Below is a block of records: output all of them exactly and leave out the pictures.

-- begin Supplied data --

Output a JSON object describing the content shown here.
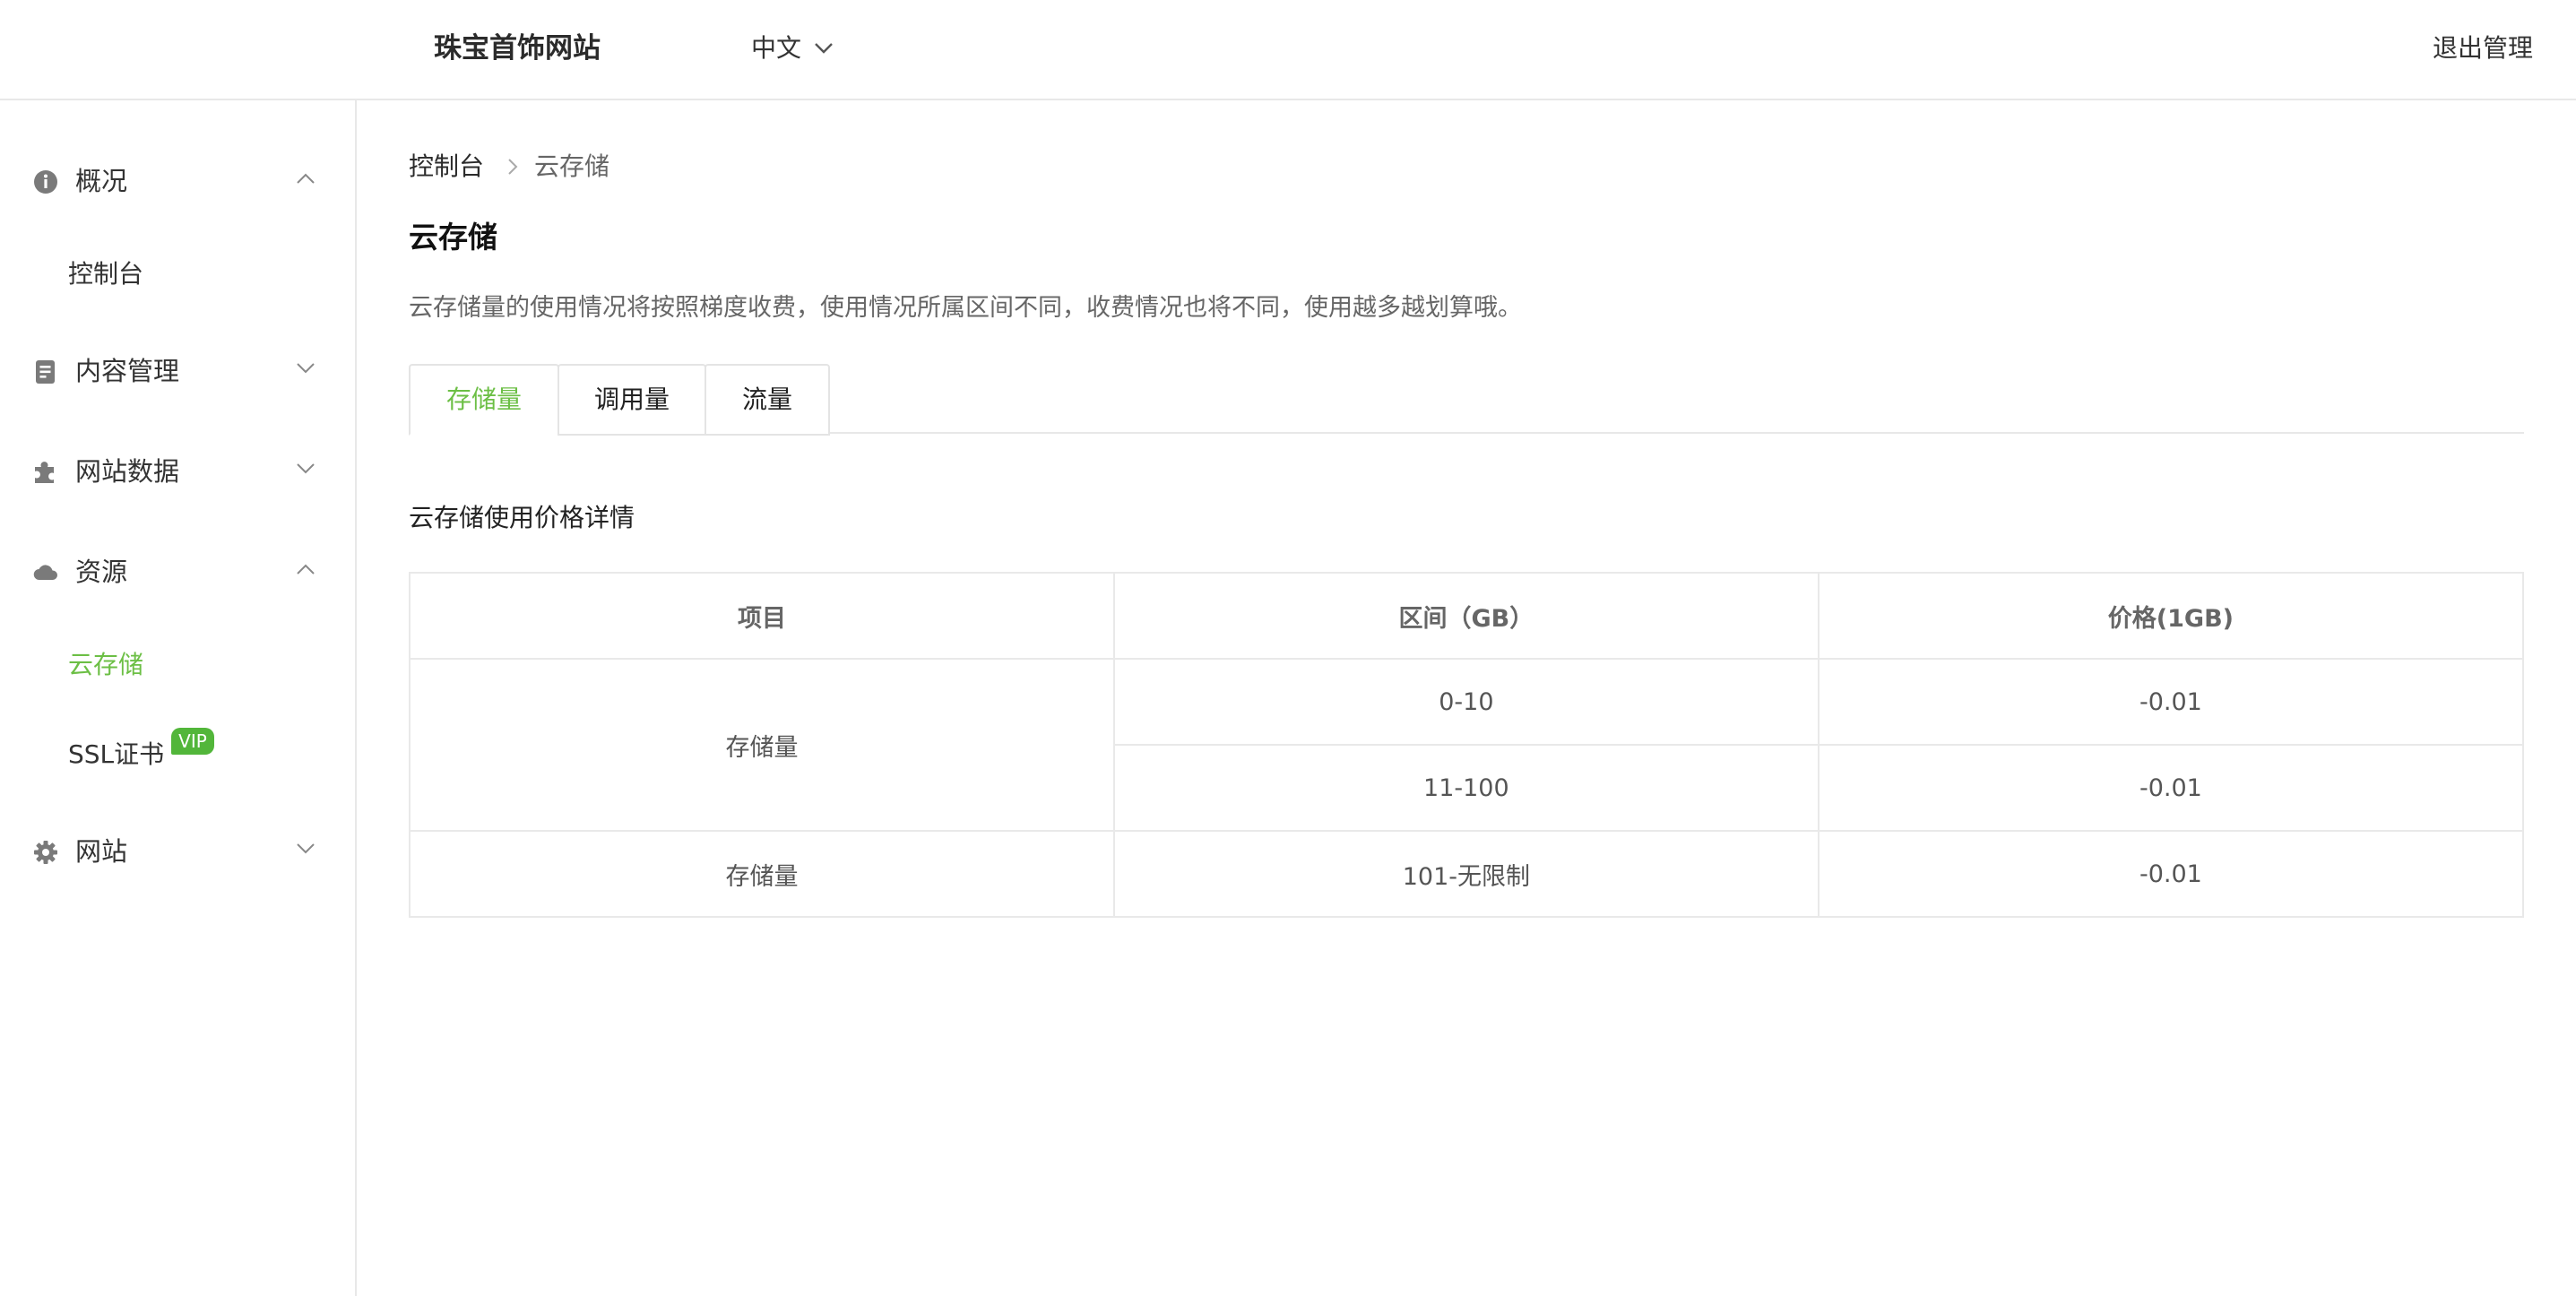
{
  "header": {
    "site_title": "珠宝首饰网站",
    "language": "中文",
    "logout": "退出管理"
  },
  "sidebar": {
    "groups": [
      {
        "label": "概况",
        "icon": "info-icon",
        "expanded": true,
        "items": [
          "控制台"
        ]
      },
      {
        "label": "内容管理",
        "icon": "document-icon",
        "expanded": false,
        "items": []
      },
      {
        "label": "网站数据",
        "icon": "puzzle-icon",
        "expanded": false,
        "items": []
      },
      {
        "label": "资源",
        "icon": "cloud-icon",
        "expanded": true,
        "items": [
          "云存储",
          "SSL证书"
        ]
      },
      {
        "label": "网站",
        "icon": "gear-icon",
        "expanded": false,
        "items": []
      }
    ],
    "active_item": "云存储",
    "vip_badge": "VIP",
    "accent_color": "#6cbf45"
  },
  "breadcrumb": {
    "root": "控制台",
    "current": "云存储"
  },
  "page": {
    "title": "云存储",
    "description": "云存储量的使用情况将按照梯度收费，使用情况所属区间不同，收费情况也将不同，使用越多越划算哦。",
    "tabs": [
      "存储量",
      "调用量",
      "流量"
    ],
    "active_tab": "存储量",
    "section_title": "云存储使用价格详情"
  },
  "table": {
    "headers": [
      "项目",
      "区间（GB）",
      "价格(1GB)"
    ],
    "rows": [
      {
        "item": "存储量",
        "ranges": [
          {
            "range": "0-10",
            "price": "-0.01"
          },
          {
            "range": "11-100",
            "price": "-0.01"
          }
        ]
      },
      {
        "item": "存储量",
        "ranges": [
          {
            "range": "101-无限制",
            "price": "-0.01"
          }
        ]
      }
    ]
  }
}
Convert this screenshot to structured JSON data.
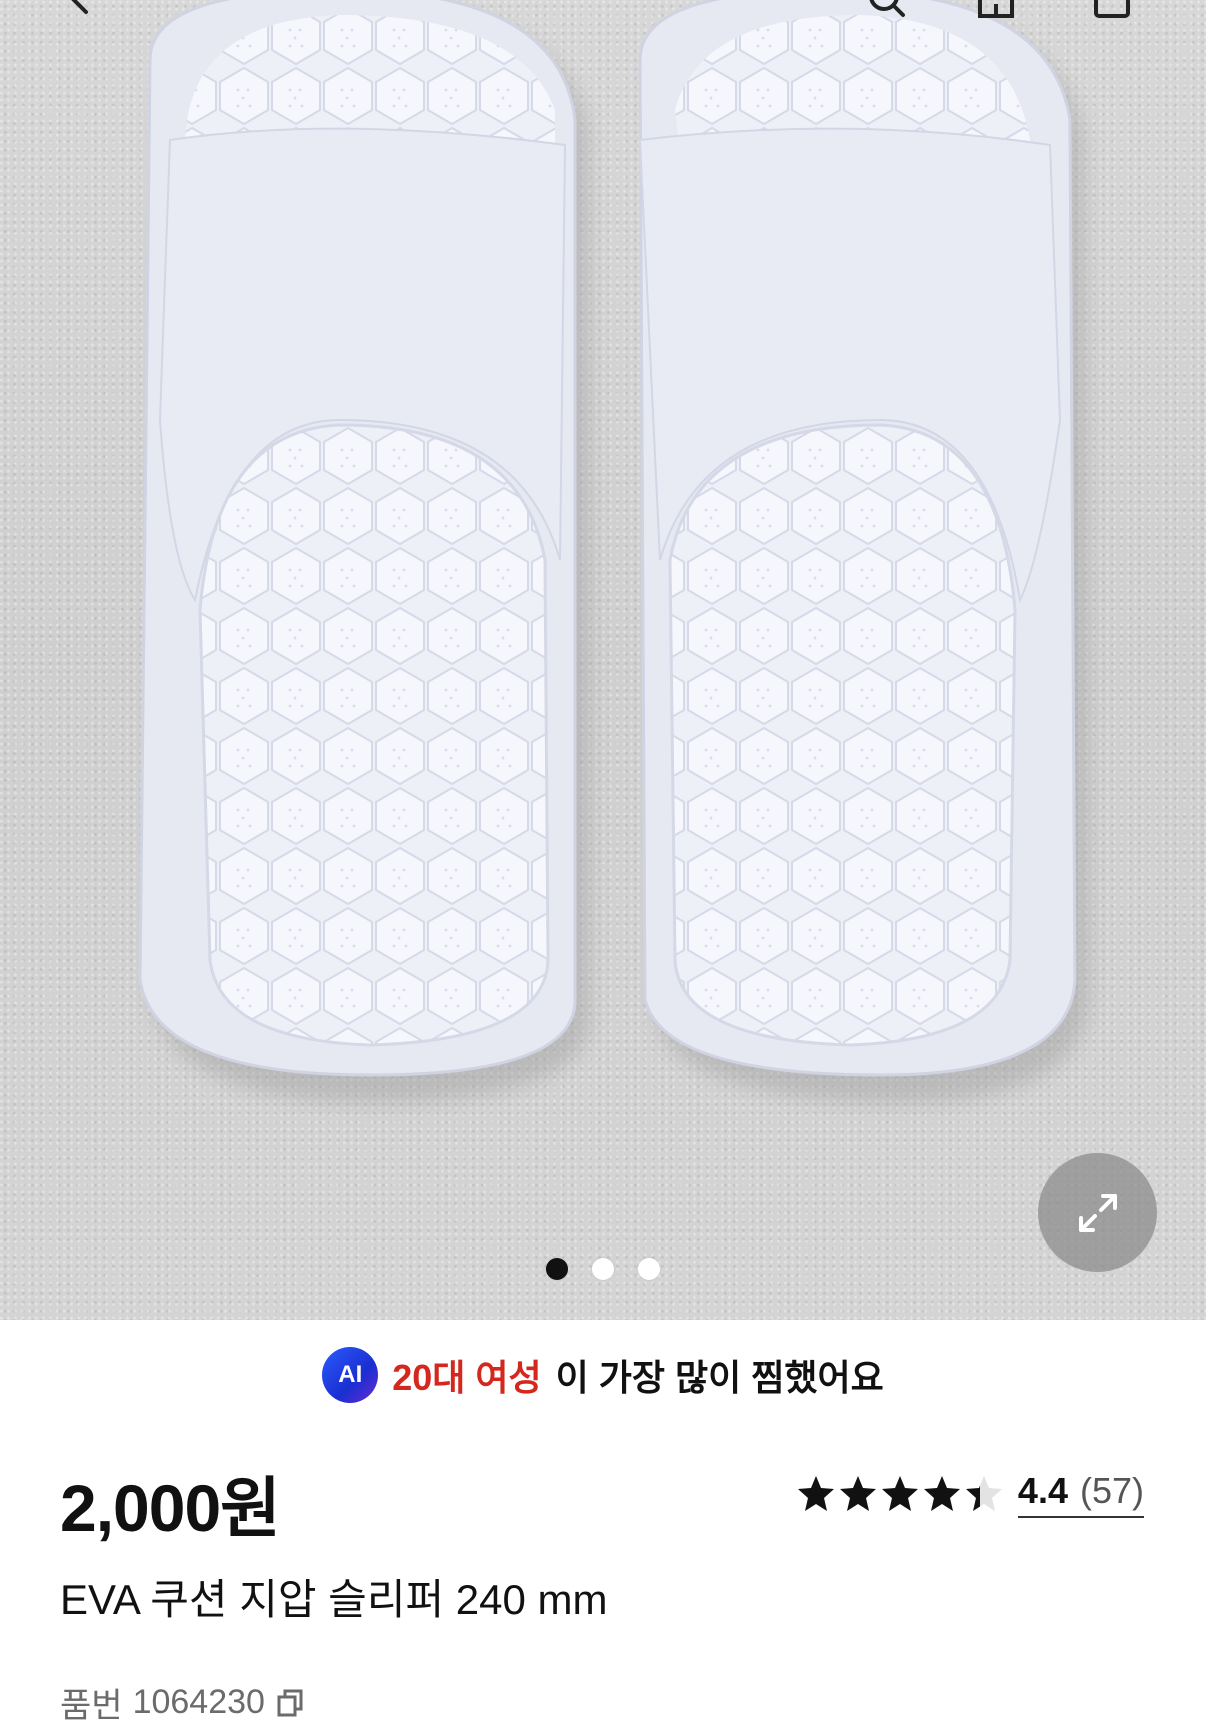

-- end Supplied data --

> _Exercise result_
Output a JSON object describing the content shown here.
{
  "header": {
    "site_title": "珠宝首饰网站",
    "language": "中文",
    "logout": "退出管理"
  },
  "sidebar": {
    "groups": [
      {
        "label": "概况",
        "icon": "info-icon",
        "expanded": true,
        "items": [
          "控制台"
        ]
      },
      {
        "label": "内容管理",
        "icon": "document-icon",
        "expanded": false,
        "items": []
      },
      {
        "label": "网站数据",
        "icon": "puzzle-icon",
        "expanded": false,
        "items": []
      },
      {
        "label": "资源",
        "icon": "cloud-icon",
        "expanded": true,
        "items": [
          "云存储",
          "SSL证书"
        ]
      },
      {
        "label": "网站",
        "icon": "gear-icon",
        "expanded": false,
        "items": []
      }
    ],
    "active_item": "云存储",
    "vip_badge": "VIP",
    "accent_color": "#6cbf45"
  },
  "breadcrumb": {
    "root": "控制台",
    "current": "云存储"
  },
  "page": {
    "title": "云存储",
    "description": "云存储量的使用情况将按照梯度收费，使用情况所属区间不同，收费情况也将不同，使用越多越划算哦。",
    "tabs": [
      "存储量",
      "调用量",
      "流量"
    ],
    "active_tab": "存储量",
    "section_title": "云存储使用价格详情"
  },
  "table": {
    "headers": [
      "项目",
      "区间（GB）",
      "价格(1GB)"
    ],
    "rows": [
      {
        "item": "存储量",
        "ranges": [
          {
            "range": "0-10",
            "price": "-0.01"
          },
          {
            "range": "11-100",
            "price": "-0.01"
          }
        ]
      },
      {
        "item": "存储量",
        "ranges": [
          {
            "range": "101-无限制",
            "price": "-0.01"
          }
        ]
      }
    ]
  }
}
Convert this screenshot to structured JSON data.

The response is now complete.